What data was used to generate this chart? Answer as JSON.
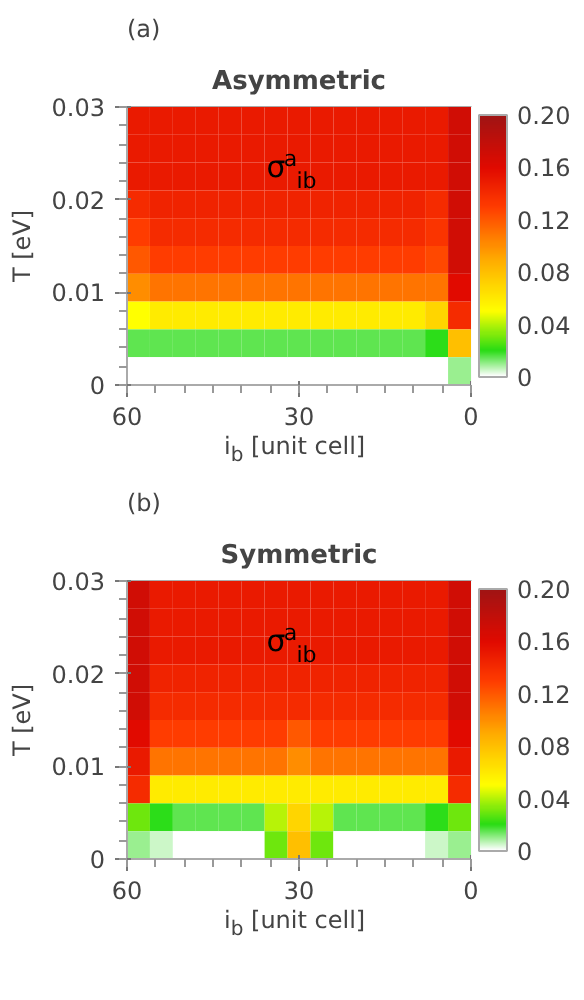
{
  "chart_data": [
    {
      "type": "heatmap",
      "title": "Asymmetric",
      "annotations": [
        "(a)",
        "σ$^{a}$$_{ib}$"
      ],
      "xlabel": "i$_{b}$ [unit cell]",
      "ylabel": "T [eV]",
      "x": [
        58,
        54,
        50,
        46,
        42,
        38,
        34,
        30,
        26,
        22,
        18,
        14,
        10,
        6,
        2
      ],
      "y": [
        0.0285,
        0.0255,
        0.0225,
        0.0195,
        0.0165,
        0.0135,
        0.0105,
        0.0075,
        0.0045,
        0.0015
      ],
      "xlim": [
        60,
        0
      ],
      "xticks": [
        60,
        30,
        0
      ],
      "ylim": [
        0,
        0.03
      ],
      "yticks": [
        0,
        0.01,
        0.02,
        0.03
      ],
      "clim": [
        0,
        0.2
      ],
      "cticks": [
        0,
        0.04,
        0.08,
        0.12,
        0.16,
        {
          "value": 0.2,
          "label": "0.20"
        }
      ],
      "cells": [
        [
          0.15,
          0.15,
          0.15,
          0.15,
          0.15,
          0.15,
          0.15,
          0.15,
          0.15,
          0.15,
          0.15,
          0.15,
          0.15,
          0.15,
          0.17
        ],
        [
          0.15,
          0.15,
          0.15,
          0.15,
          0.15,
          0.15,
          0.15,
          0.15,
          0.15,
          0.15,
          0.15,
          0.15,
          0.15,
          0.15,
          0.17
        ],
        [
          0.15,
          0.15,
          0.15,
          0.15,
          0.15,
          0.15,
          0.15,
          0.15,
          0.15,
          0.15,
          0.15,
          0.15,
          0.15,
          0.15,
          0.17
        ],
        [
          0.14,
          0.145,
          0.145,
          0.145,
          0.145,
          0.145,
          0.145,
          0.145,
          0.145,
          0.145,
          0.145,
          0.145,
          0.145,
          0.14,
          0.17
        ],
        [
          0.13,
          0.14,
          0.14,
          0.14,
          0.14,
          0.14,
          0.14,
          0.14,
          0.14,
          0.14,
          0.14,
          0.14,
          0.14,
          0.135,
          0.17
        ],
        [
          0.12,
          0.13,
          0.13,
          0.13,
          0.13,
          0.13,
          0.13,
          0.13,
          0.13,
          0.13,
          0.13,
          0.13,
          0.13,
          0.125,
          0.17
        ],
        [
          0.1,
          0.11,
          0.11,
          0.11,
          0.11,
          0.11,
          0.11,
          0.11,
          0.11,
          0.11,
          0.11,
          0.11,
          0.11,
          0.11,
          0.16
        ],
        [
          0.05,
          0.06,
          0.06,
          0.06,
          0.06,
          0.06,
          0.06,
          0.06,
          0.06,
          0.06,
          0.06,
          0.06,
          0.06,
          0.07,
          0.14
        ],
        [
          0.015,
          0.015,
          0.015,
          0.015,
          0.015,
          0.015,
          0.015,
          0.015,
          0.015,
          0.015,
          0.015,
          0.015,
          0.015,
          0.02,
          0.08
        ],
        [
          0,
          0,
          0,
          0,
          0,
          0,
          0,
          0,
          0,
          0,
          0,
          0,
          0,
          0,
          0.01
        ]
      ]
    },
    {
      "type": "heatmap",
      "title": "Symmetric",
      "annotations": [
        "(b)",
        "σ$^{a}$$_{ib}$"
      ],
      "xlabel": "i$_{b}$ [unit cell]",
      "ylabel": "T [eV]",
      "x": [
        58,
        54,
        50,
        46,
        42,
        38,
        34,
        30,
        26,
        22,
        18,
        14,
        10,
        6,
        2
      ],
      "y": [
        0.0285,
        0.0255,
        0.0225,
        0.0195,
        0.0165,
        0.0135,
        0.0105,
        0.0075,
        0.0045,
        0.0015
      ],
      "xlim": [
        60,
        0
      ],
      "xticks": [
        60,
        30,
        0
      ],
      "ylim": [
        0,
        0.03
      ],
      "yticks": [
        0,
        0.01,
        0.02,
        0.03
      ],
      "clim": [
        0,
        0.2
      ],
      "cticks": [
        0,
        0.04,
        0.08,
        0.12,
        0.16,
        {
          "value": 0.2,
          "label": "0.20"
        }
      ],
      "cells": [
        [
          0.17,
          0.15,
          0.15,
          0.15,
          0.15,
          0.15,
          0.15,
          0.15,
          0.15,
          0.15,
          0.15,
          0.15,
          0.15,
          0.15,
          0.17
        ],
        [
          0.17,
          0.15,
          0.15,
          0.15,
          0.15,
          0.15,
          0.15,
          0.15,
          0.15,
          0.15,
          0.15,
          0.15,
          0.15,
          0.15,
          0.17
        ],
        [
          0.17,
          0.15,
          0.15,
          0.15,
          0.15,
          0.15,
          0.15,
          0.15,
          0.15,
          0.15,
          0.15,
          0.15,
          0.15,
          0.15,
          0.17
        ],
        [
          0.17,
          0.145,
          0.145,
          0.145,
          0.145,
          0.145,
          0.145,
          0.145,
          0.145,
          0.145,
          0.145,
          0.145,
          0.145,
          0.145,
          0.17
        ],
        [
          0.17,
          0.14,
          0.14,
          0.14,
          0.14,
          0.14,
          0.14,
          0.14,
          0.14,
          0.14,
          0.14,
          0.14,
          0.14,
          0.14,
          0.17
        ],
        [
          0.16,
          0.13,
          0.13,
          0.13,
          0.13,
          0.13,
          0.13,
          0.12,
          0.13,
          0.13,
          0.13,
          0.13,
          0.13,
          0.13,
          0.16
        ],
        [
          0.15,
          0.11,
          0.11,
          0.11,
          0.11,
          0.11,
          0.11,
          0.1,
          0.11,
          0.11,
          0.11,
          0.11,
          0.11,
          0.11,
          0.15
        ],
        [
          0.14,
          0.06,
          0.06,
          0.06,
          0.06,
          0.06,
          0.06,
          0.06,
          0.06,
          0.06,
          0.06,
          0.06,
          0.06,
          0.06,
          0.14
        ],
        [
          0.03,
          0.02,
          0.015,
          0.015,
          0.015,
          0.015,
          0.04,
          0.07,
          0.04,
          0.015,
          0.015,
          0.015,
          0.015,
          0.02,
          0.03
        ],
        [
          0.01,
          0.005,
          0,
          0,
          0,
          0,
          0.03,
          0.08,
          0.03,
          0,
          0,
          0,
          0,
          0.005,
          0.01
        ]
      ]
    }
  ]
}
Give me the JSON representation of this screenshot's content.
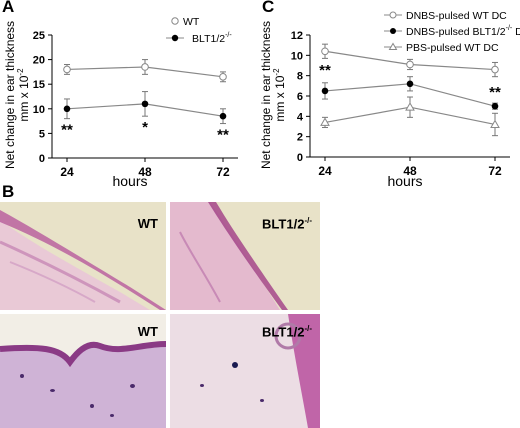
{
  "panels": {
    "a": "A",
    "b": "B",
    "c": "C"
  },
  "chart_data": [
    {
      "type": "line",
      "panel": "A",
      "x": [
        24,
        48,
        72
      ],
      "xlabel": "hours",
      "ylabel": "Net change in ear thickness",
      "ylabel2": "mm x 10",
      "ylabel2_sup": "-2",
      "ylim": [
        0,
        25
      ],
      "yticks": [
        0,
        5,
        10,
        15,
        20,
        25
      ],
      "series": [
        {
          "name": "WT",
          "name_sup": "",
          "marker": "open-circle",
          "values": [
            18.0,
            18.5,
            16.5
          ],
          "errors": [
            1.0,
            1.5,
            1.0
          ]
        },
        {
          "name": "BLT1/2",
          "name_sup": "-/-",
          "marker": "filled-circle",
          "values": [
            10.0,
            11.0,
            8.5
          ],
          "errors": [
            2.0,
            2.5,
            1.5
          ]
        }
      ],
      "annotations": [
        "**",
        "*",
        "**"
      ],
      "legend_position": "top-right"
    },
    {
      "type": "line",
      "panel": "C",
      "x": [
        24,
        48,
        72
      ],
      "xlabel": "hours",
      "ylabel": "Net change in ear thickness",
      "ylabel2": "mm x 10",
      "ylabel2_sup": "-2",
      "ylim": [
        0,
        12
      ],
      "yticks": [
        0,
        2,
        4,
        6,
        8,
        10,
        12
      ],
      "series": [
        {
          "name": "DNBS-pulsed WT DC",
          "name_sup": "",
          "marker": "open-circle",
          "values": [
            10.4,
            9.1,
            8.6
          ],
          "errors": [
            0.7,
            0.5,
            0.7
          ]
        },
        {
          "name": "DNBS-pulsed BLT1/2",
          "name_sup": "-/-",
          "name_tail": " DC",
          "marker": "filled-circle",
          "values": [
            6.5,
            7.2,
            5.0
          ],
          "errors": [
            0.8,
            0.7,
            0.3
          ]
        },
        {
          "name": "PBS-pulsed WT DC",
          "name_sup": "",
          "marker": "open-triangle",
          "values": [
            3.4,
            4.9,
            3.2
          ],
          "errors": [
            0.5,
            1.0,
            1.1
          ]
        }
      ],
      "annotations": [
        "**",
        "",
        "**"
      ],
      "legend_position": "top-right"
    }
  ],
  "histology": {
    "top_left": "WT",
    "top_right": "BLT1/2",
    "bottom_left": "WT",
    "bottom_right": "BLT1/2",
    "sup": "-/-"
  }
}
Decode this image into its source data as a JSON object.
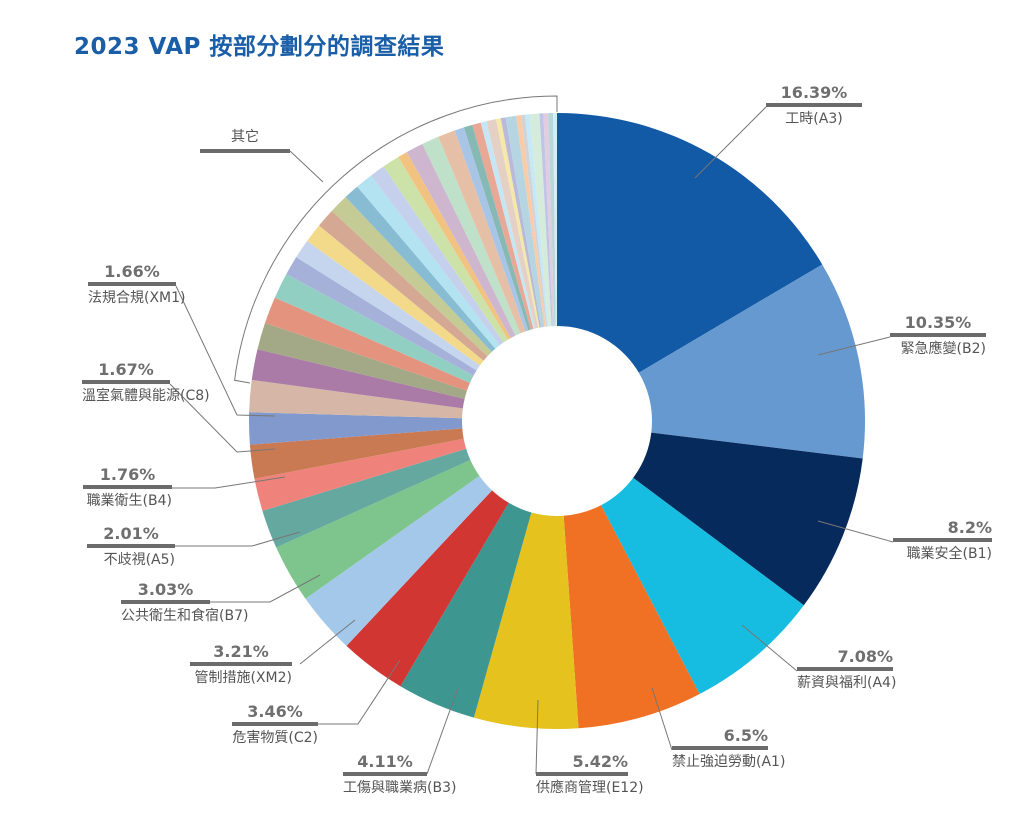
{
  "title": "2023 VAP 按部分劃分的調查結果",
  "chart_data": {
    "type": "pie",
    "variant": "donut",
    "title": "2023 VAP 按部分劃分的調查結果",
    "unit": "%",
    "start": "top",
    "direction": "clockwise",
    "others_label": "其它",
    "slices": [
      {
        "label": "工時(A3)",
        "value": 16.39,
        "color": "#1259a6"
      },
      {
        "label": "緊急應變(B2)",
        "value": 10.35,
        "color": "#6699cf"
      },
      {
        "label": "職業安全(B1)",
        "value": 8.2,
        "color": "#062a5c"
      },
      {
        "label": "薪資與福利(A4)",
        "value": 7.08,
        "color": "#17bde0"
      },
      {
        "label": "禁止強迫勞動(A1)",
        "value": 6.5,
        "color": "#f07124"
      },
      {
        "label": "供應商管理(E12)",
        "value": 5.42,
        "color": "#e5c21e"
      },
      {
        "label": "工傷與職業病(B3)",
        "value": 4.11,
        "color": "#3d9690"
      },
      {
        "label": "危害物質(C2)",
        "value": 3.46,
        "color": "#d13632"
      },
      {
        "label": "管制措施(XM2)",
        "value": 3.21,
        "color": "#a4c8ea"
      },
      {
        "label": "公共衛生和食宿(B7)",
        "value": 3.03,
        "color": "#7dc58c"
      },
      {
        "label": "不歧視(A5)",
        "value": 2.01,
        "color": "#64a8a0"
      },
      {
        "label": null,
        "value": 1.7,
        "color": "#ef837c"
      },
      {
        "label": "職業衛生(B4)",
        "value": 1.76,
        "color": "#c97a52"
      },
      {
        "label": "溫室氣體與能源(C8)",
        "value": 1.67,
        "color": "#8199cc"
      },
      {
        "label": "法規合規(XM1)",
        "value": 1.66,
        "color": "#d6b6a6"
      },
      {
        "label": null,
        "value": 1.6,
        "color": "#a97ba6"
      },
      {
        "label": null,
        "value": 1.4,
        "color": "#a3a886"
      },
      {
        "label": null,
        "value": 1.4,
        "color": "#e4947e"
      },
      {
        "label": null,
        "value": 1.35,
        "color": "#92cfc3"
      },
      {
        "label": null,
        "value": 1.0,
        "color": "#a6b1da"
      },
      {
        "label": null,
        "value": 1.0,
        "color": "#c5d5ee"
      },
      {
        "label": null,
        "value": 1.0,
        "color": "#f3da8a"
      },
      {
        "label": null,
        "value": 1.0,
        "color": "#d5a894"
      },
      {
        "label": null,
        "value": 1.0,
        "color": "#c5cb94"
      },
      {
        "label": null,
        "value": 0.8,
        "color": "#88bcd2"
      },
      {
        "label": null,
        "value": 0.9,
        "color": "#b3e3f0"
      },
      {
        "label": null,
        "value": 0.8,
        "color": "#c5d1ec"
      },
      {
        "label": null,
        "value": 0.9,
        "color": "#cde2a8"
      },
      {
        "label": null,
        "value": 0.5,
        "color": "#f2c380"
      },
      {
        "label": null,
        "value": 0.9,
        "color": "#cfb6cf"
      },
      {
        "label": null,
        "value": 0.9,
        "color": "#bfe0c9"
      },
      {
        "label": null,
        "value": 0.9,
        "color": "#e6c0a6"
      },
      {
        "label": null,
        "value": 0.5,
        "color": "#a9c5e6"
      },
      {
        "label": null,
        "value": 0.45,
        "color": "#86b8b4"
      },
      {
        "label": null,
        "value": 0.45,
        "color": "#e9a896"
      },
      {
        "label": null,
        "value": 0.3,
        "color": "#c5e7f5"
      },
      {
        "label": null,
        "value": 0.5,
        "color": "#e4d0c4"
      },
      {
        "label": null,
        "value": 0.25,
        "color": "#f6e8a8"
      },
      {
        "label": null,
        "value": 0.25,
        "color": "#b9b9d9"
      },
      {
        "label": null,
        "value": 0.55,
        "color": "#b6d5e3"
      },
      {
        "label": null,
        "value": 0.25,
        "color": "#fbcba6"
      },
      {
        "label": null,
        "value": 0.2,
        "color": "#d0d4d8"
      },
      {
        "label": null,
        "value": 0.25,
        "color": "#c6e9f5"
      },
      {
        "label": null,
        "value": 0.5,
        "color": "#d6ecda"
      },
      {
        "label": null,
        "value": 0.2,
        "color": "#c0c5e8"
      },
      {
        "label": null,
        "value": 0.25,
        "color": "#e0cde0"
      },
      {
        "label": null,
        "value": 0.25,
        "color": "#b5d9d8"
      },
      {
        "label": null,
        "value": 0.2,
        "color": "#d4eef8"
      }
    ]
  }
}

━━━━━━━━━━━━━━━━━━━━

- **Given exercise**: Pull every line containing the word "pulsed" out of the entries above.

- **Worked solution**:
          "name": "DNBS-pulsed WT DC",
          "name": "DNBS-pulsed BLT1/2",
          "name": "PBS-pulsed WT DC",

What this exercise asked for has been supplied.